─── Makale ───
Perşembe, 9 Şevval 1445

Rasulullah’a Söven Kişinin Hükmü

Rasulullah’a Söven Kişinin Hükmü
[Sünen-i Ebu Davud Şerhinden]

Hadis No: 4361 – İbn Abbas (r.a) şöyle haber verdi:
“Âmâ bir adamın bir ümmü veledi vardı, Rasâlullah’a küfreder, onun hakkında yakışıksız şeyler söylerdi. Âmâ onu bundan nehyeder, fakat ka­dın vazgeçmez, âma yine onu meneder ama dinlemezdi. Kadın bir gece Rasûlullah (s.a) hakkında yakışıksız şeyler söylemeye, ona küfretmeye başladı. Bunun üzerine âmâ hançeri aldı kadının karnına sapladı ve üzeri­ne yüklenip onu öldürdü. Ayaklan arasına bir çocuk düştü. Kadın orasını (yatağı) kana buladı.
─── Veri Kesiti ───
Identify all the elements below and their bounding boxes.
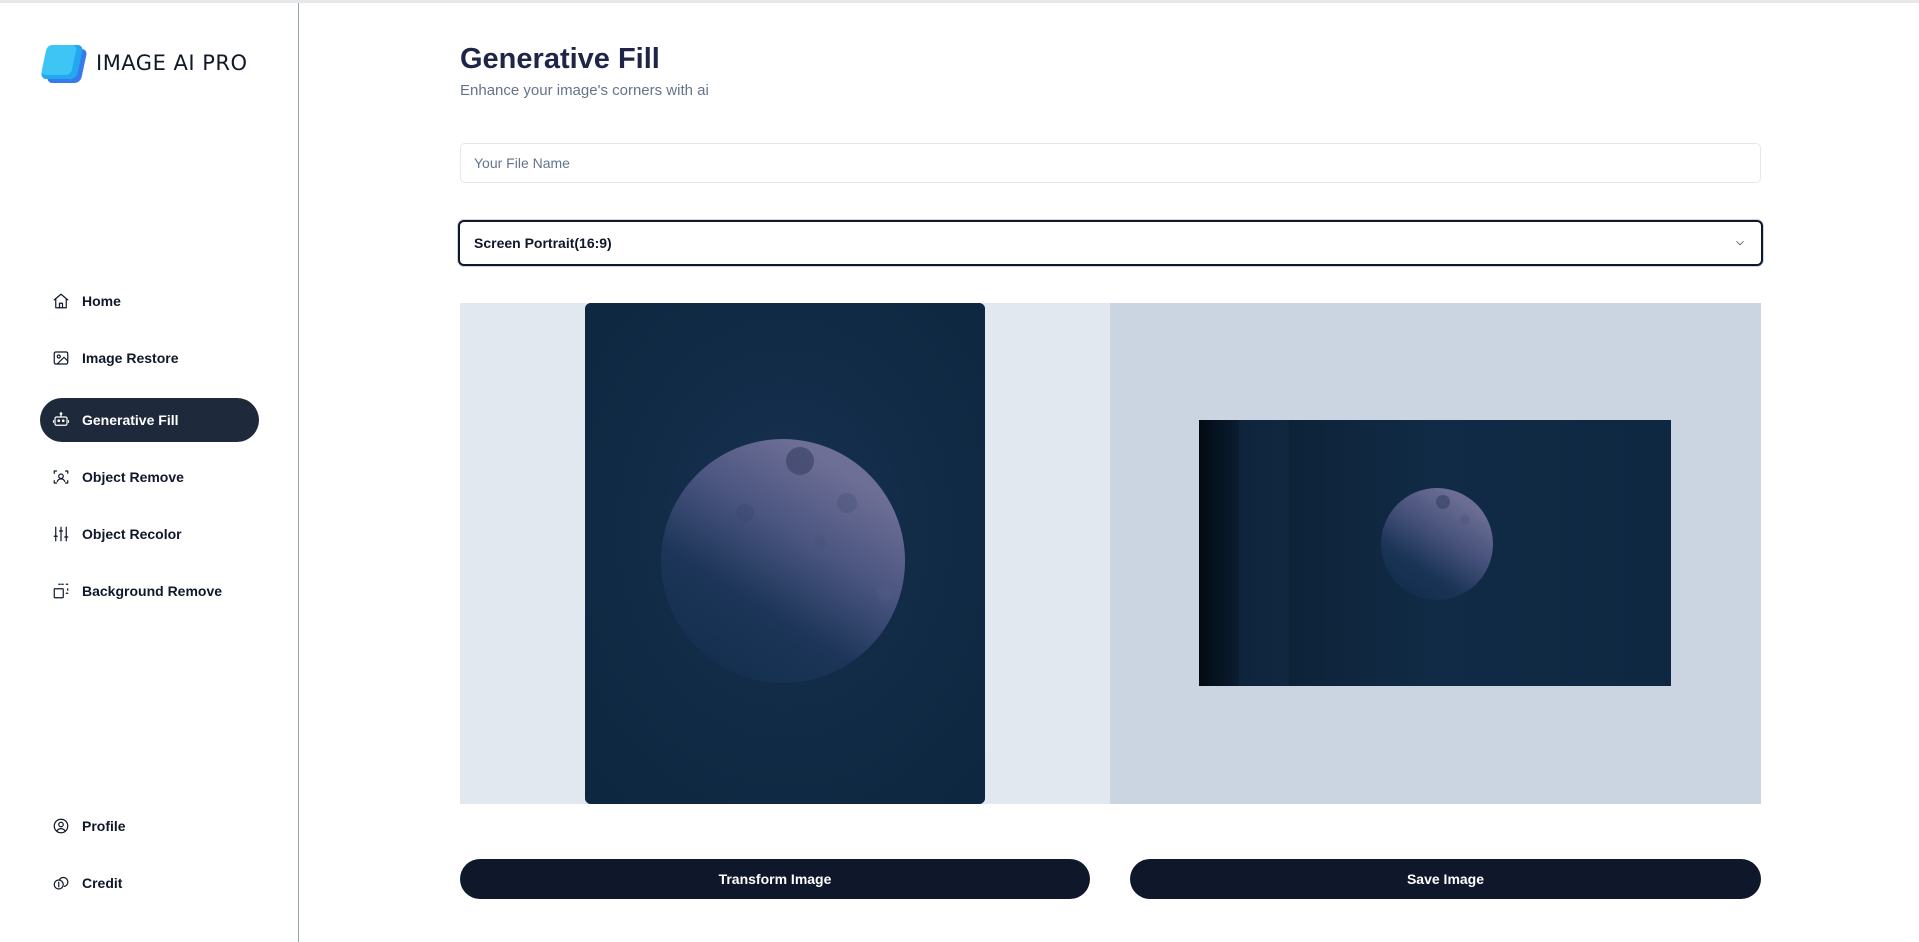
brand-name: IMAGE AI PRO [96, 51, 248, 75]
chevron-down-icon [1736, 240, 1744, 246]
sidebar: IMAGE AI PRO Home Image Restore Generati… [0, 3, 299, 942]
result-image-panel [1110, 303, 1761, 804]
page-title: Generative Fill [460, 43, 660, 75]
sidebar-item-label: Background Remove [82, 583, 223, 599]
original-image [585, 303, 985, 804]
sidebar-item-label: Profile [82, 818, 126, 834]
sidebar-item-label: Home [82, 293, 121, 309]
sidebar-item-label: Generative Fill [82, 412, 179, 428]
sidebar-item-profile[interactable]: Profile [40, 804, 259, 848]
main-content: Generative Fill Enhance your image's cor… [300, 3, 1919, 942]
image-icon [53, 351, 69, 365]
original-image-panel [460, 303, 1110, 804]
save-image-button[interactable]: Save Image [1130, 859, 1761, 899]
result-image [1199, 420, 1671, 686]
aspect-ratio-selected: Screen Portrait(16:9) [474, 235, 612, 251]
sidebar-item-object-remove[interactable]: Object Remove [40, 455, 259, 499]
layers-dashed-icon [53, 583, 69, 599]
sidebar-item-credit[interactable]: Credit [40, 861, 259, 905]
sidebar-item-label: Object Remove [82, 469, 184, 485]
sidebar-item-label: Credit [82, 875, 123, 891]
logo-icon [40, 43, 88, 83]
sidebar-item-generative-fill[interactable]: Generative Fill [40, 398, 259, 442]
sidebar-item-background-remove[interactable]: Background Remove [40, 569, 259, 613]
user-circle-icon [53, 818, 69, 834]
coins-icon [53, 876, 69, 890]
sidebar-item-image-restore[interactable]: Image Restore [40, 336, 259, 380]
sidebar-item-label: Object Recolor [82, 526, 182, 542]
sidebar-item-object-recolor[interactable]: Object Recolor [40, 512, 259, 556]
home-icon [53, 293, 69, 309]
page-subtitle: Enhance your image's corners with ai [460, 82, 709, 99]
sliders-icon [53, 526, 69, 542]
robot-icon [52, 412, 70, 426]
transform-image-button[interactable]: Transform Image [460, 859, 1090, 899]
aspect-ratio-select[interactable]: Screen Portrait(16:9) [458, 220, 1763, 266]
scan-icon [53, 470, 69, 484]
file-name-input[interactable] [460, 143, 1761, 183]
sidebar-item-label: Image Restore [82, 350, 179, 366]
sidebar-item-home[interactable]: Home [40, 279, 259, 323]
brand-logo[interactable]: IMAGE AI PRO [40, 43, 248, 83]
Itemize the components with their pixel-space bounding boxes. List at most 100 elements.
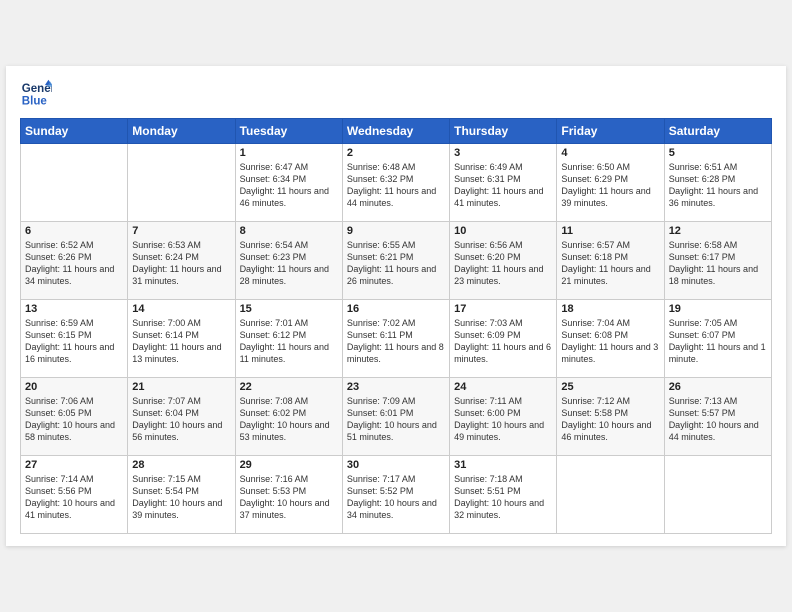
───
Göreviniz. Rasulullah'a söven kişinin hükmüne dair makaleyi baştan sona, tek harfini bile değiştirmeden alıntılayın.

Görev Sonucu.
Perşembe, 9 Şevval 1445

Rasulullah’a Söven Kişinin Hükmü

Rasulullah’a Söven Kişinin Hükmü
[Sünen-i Ebu Davud Şerhinden]

Hadis No: 4361 – İbn Abbas (r.a) şöyle haber verdi:
“Âmâ bir adamın bir ümmü veledi vardı, Rasâlullah’a küfreder, onun hakkında yakışıksız şeyler söylerdi. Âmâ onu bundan nehyeder, fakat ka­dın vazgeçmez, âma yine onu meneder ama dinlemezdi. Kadın bir gece Rasûlullah (s.a) hakkında yakışıksız şeyler söylemeye, ona küfretmeye başladı. Bunun üzerine âmâ hançeri aldı kadının karnına sapladı ve üzeri­ne yüklenip onu öldürdü. Ayaklan arasına bir çocuk düştü. Kadın orasını (yatağı) kana buladı.